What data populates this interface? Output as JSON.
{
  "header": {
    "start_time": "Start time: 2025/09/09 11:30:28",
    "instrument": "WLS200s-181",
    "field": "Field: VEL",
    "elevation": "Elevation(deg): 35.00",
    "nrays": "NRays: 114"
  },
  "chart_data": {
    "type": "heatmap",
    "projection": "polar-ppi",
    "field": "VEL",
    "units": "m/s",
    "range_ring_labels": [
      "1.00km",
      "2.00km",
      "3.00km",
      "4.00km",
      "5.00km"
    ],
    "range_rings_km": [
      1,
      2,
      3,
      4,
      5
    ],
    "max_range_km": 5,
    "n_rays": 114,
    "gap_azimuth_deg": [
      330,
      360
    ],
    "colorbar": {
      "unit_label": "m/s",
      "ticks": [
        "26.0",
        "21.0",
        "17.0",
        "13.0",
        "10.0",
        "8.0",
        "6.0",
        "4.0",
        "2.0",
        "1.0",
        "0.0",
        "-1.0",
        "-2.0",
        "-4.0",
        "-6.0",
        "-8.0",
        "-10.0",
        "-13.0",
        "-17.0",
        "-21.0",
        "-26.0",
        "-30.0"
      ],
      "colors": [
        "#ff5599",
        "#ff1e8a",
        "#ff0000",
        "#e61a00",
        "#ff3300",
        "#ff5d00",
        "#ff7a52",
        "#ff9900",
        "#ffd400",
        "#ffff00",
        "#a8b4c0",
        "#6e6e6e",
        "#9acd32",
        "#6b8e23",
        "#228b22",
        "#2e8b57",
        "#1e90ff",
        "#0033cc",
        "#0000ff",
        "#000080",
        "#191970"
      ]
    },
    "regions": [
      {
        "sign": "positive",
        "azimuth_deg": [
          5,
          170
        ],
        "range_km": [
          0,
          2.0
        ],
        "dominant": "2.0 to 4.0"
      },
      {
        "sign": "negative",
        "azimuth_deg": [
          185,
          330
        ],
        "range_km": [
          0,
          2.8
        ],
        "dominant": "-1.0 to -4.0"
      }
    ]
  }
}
^^^^^^^^
» **Task statement**: Extract all lines as given.

» **Answer for the task**:
What data populates this interface? Output as JSON.
{
  "header": {
    "start_time": "Start time: 2025/09/09 11:30:28",
    "instrument": "WLS200s-181",
    "field": "Field: VEL",
    "elevation": "Elevation(deg): 35.00",
    "nrays": "NRays: 114"
  },
  "chart_data": {
    "type": "heatmap",
    "projection": "polar-ppi",
    "field": "VEL",
    "units": "m/s",
    "range_ring_labels": [
      "1.00km",
      "2.00km",
      "3.00km",
      "4.00km",
      "5.00km"
    ],
    "range_rings_km": [
      1,
      2,
      3,
      4,
      5
    ],
    "max_range_km": 5,
    "n_rays": 114,
    "gap_azimuth_deg": [
      330,
      360
    ],
    "colorbar": {
      "unit_label": "m/s",
      "ticks": [
        "26.0",
        "21.0",
        "17.0",
        "13.0",
        "10.0",
        "8.0",
        "6.0",
        "4.0",
        "2.0",
        "1.0",
        "0.0",
        "-1.0",
        "-2.0",
        "-4.0",
        "-6.0",
        "-8.0",
        "-10.0",
        "-13.0",
        "-17.0",
        "-21.0",
        "-26.0",
        "-30.0"
      ],
      "colors": [
        "#ff5599",
        "#ff1e8a",
        "#ff0000",
        "#e61a00",
        "#ff3300",
        "#ff5d00",
        "#ff7a52",
        "#ff9900",
        "#ffd400",
        "#ffff00",
        "#a8b4c0",
        "#6e6e6e",
        "#9acd32",
        "#6b8e23",
        "#228b22",
        "#2e8b57",
        "#1e90ff",
        "#0033cc",
        "#0000ff",
        "#000080",
        "#191970"
      ]
    },
    "regions": [
      {
        "sign": "positive",
        "azimuth_deg": [
          5,
          170
        ],
        "range_km": [
          0,
          2.0
        ],
        "dominant": "2.0 to 4.0"
      },
      {
        "sign": "negative",
        "azimuth_deg": [
          185,
          330
        ],
        "range_km": [
          0,
          2.8
        ],
        "dominant": "-1.0 to -4.0"
      }
    ]
  }
}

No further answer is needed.